## Document excerpt:
The presently disclosed rating system, a measure of overall effectiveness, is referred to herein as the fiduciary effectiveness quotient or FEQ. When the measure applies specifically to an individual as a fiduciary (or as part of a larger fiduciary), the score is also referred to as a member effectiveness quotient or MEQ. A higher score is indicative of stronger forms of governance, and structures within, the fiduciary, as well as overall greater fiduciary effectiveness.
FIG. 1 depicts a high level view of one exemplary embodiment for rating asset owner governance, or rating fiduciaries that govern funds, in accordance with the present disclosure. It should be noted that the term “fiduciary,” while often used in the context of a board or group of individuals, relates to any person or entity (or group thereof) having a fiduciary duty. In other words, a fiduciary includes a board, an organization, a committee, an individual, a government agency, a third party consultant or advisor, or any other person or entity or group of such tasked with governing a fund. By way of non-limiting example, funds include portfolios of real or financial assets, including financial securities such as bonds or stocks, or other assets that the fiduciary is charged with managing or overseeing. Although funds may also include liabilities, the foregoing will sometimes be collectively referred to as an asset for brevity.

## Given material:
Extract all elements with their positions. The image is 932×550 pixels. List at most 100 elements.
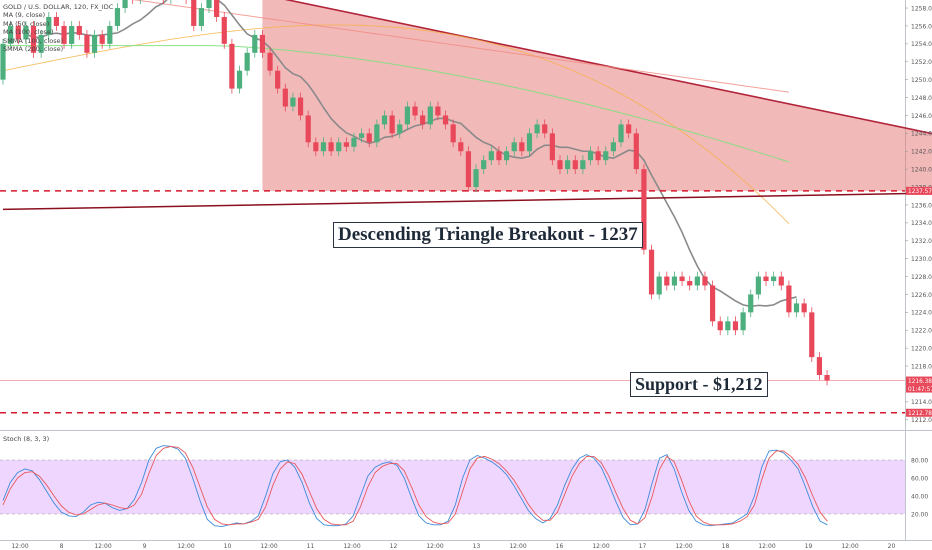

## Task statement:
Substitute "rating" for "score" in the part of the passage on fiduciary effectiveness that opens with the words containing "The presently disclosed" and closes with "greater fiduciary effectiveness.", and write that part out again. The material that comes after the text is separate from it.

## Answer to the exercise:
The presently disclosed rating system, a measure of overall effectiveness, is referred to herein as the fiduciary effectiveness quotient or FEQ. When the measure applies specifically to an individual as a fiduciary (or as part of a larger fiduciary), the rating is also referred to as a member effectiveness quotient or MEQ. A higher rating is indicative of stronger forms of governance, and structures within, the fiduciary, as well as overall greater fiduciary effectiveness.